** Request **
The entries are to be returned exactly, with images left out.

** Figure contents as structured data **
──────

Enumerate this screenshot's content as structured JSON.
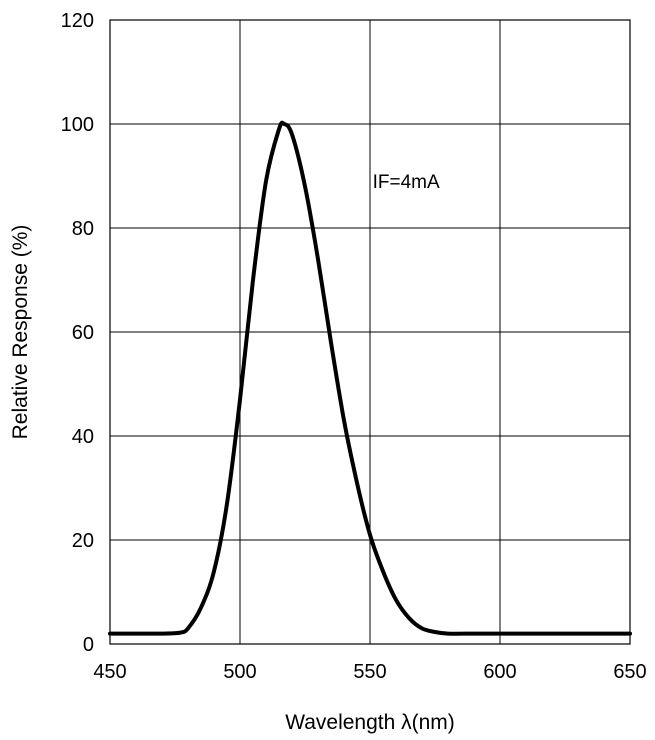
{
  "chart_data": {
    "type": "line",
    "title": "",
    "xlabel": "Wavelength λ(nm)",
    "ylabel": "Relative Response (%)",
    "xlim": [
      450,
      650
    ],
    "ylim": [
      0,
      120
    ],
    "xticks": [
      450,
      500,
      550,
      600,
      650
    ],
    "yticks": [
      0,
      20,
      40,
      60,
      80,
      100,
      120
    ],
    "grid": true,
    "annotations": [
      {
        "text": "IF=4mA",
        "x": 551,
        "y": 89
      }
    ],
    "series": [
      {
        "color": "#000000",
        "x": [
          450,
          470,
          477,
          480,
          485,
          490,
          495,
          500,
          505,
          510,
          515,
          517,
          520,
          525,
          530,
          535,
          540,
          545,
          550,
          555,
          560,
          565,
          570,
          575,
          580,
          590,
          600,
          650
        ],
        "y": [
          2,
          2,
          2.2,
          3,
          7,
          14,
          27,
          47,
          70,
          89,
          99,
          100,
          98,
          88,
          74,
          58,
          43,
          31,
          21,
          14,
          8.5,
          5,
          3,
          2.3,
          2,
          2,
          2,
          2
        ]
      }
    ]
  }
}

──────

** Correct output **
Enumerate this screenshot's content as structured JSON.
{
  "chart_data": {
    "type": "line",
    "title": "",
    "xlabel": "Wavelength λ(nm)",
    "ylabel": "Relative Response (%)",
    "xlim": [
      450,
      650
    ],
    "ylim": [
      0,
      120
    ],
    "xticks": [
      450,
      500,
      550,
      600,
      650
    ],
    "yticks": [
      0,
      20,
      40,
      60,
      80,
      100,
      120
    ],
    "grid": true,
    "annotations": [
      {
        "text": "IF=4mA",
        "x": 551,
        "y": 89
      }
    ],
    "series": [
      {
        "color": "#000000",
        "x": [
          450,
          470,
          477,
          480,
          485,
          490,
          495,
          500,
          505,
          510,
          515,
          517,
          520,
          525,
          530,
          535,
          540,
          545,
          550,
          555,
          560,
          565,
          570,
          575,
          580,
          590,
          600,
          650
        ],
        "y": [
          2,
          2,
          2.2,
          3,
          7,
          14,
          27,
          47,
          70,
          89,
          99,
          100,
          98,
          88,
          74,
          58,
          43,
          31,
          21,
          14,
          8.5,
          5,
          3,
          2.3,
          2,
          2,
          2,
          2
        ]
      }
    ]
  }
}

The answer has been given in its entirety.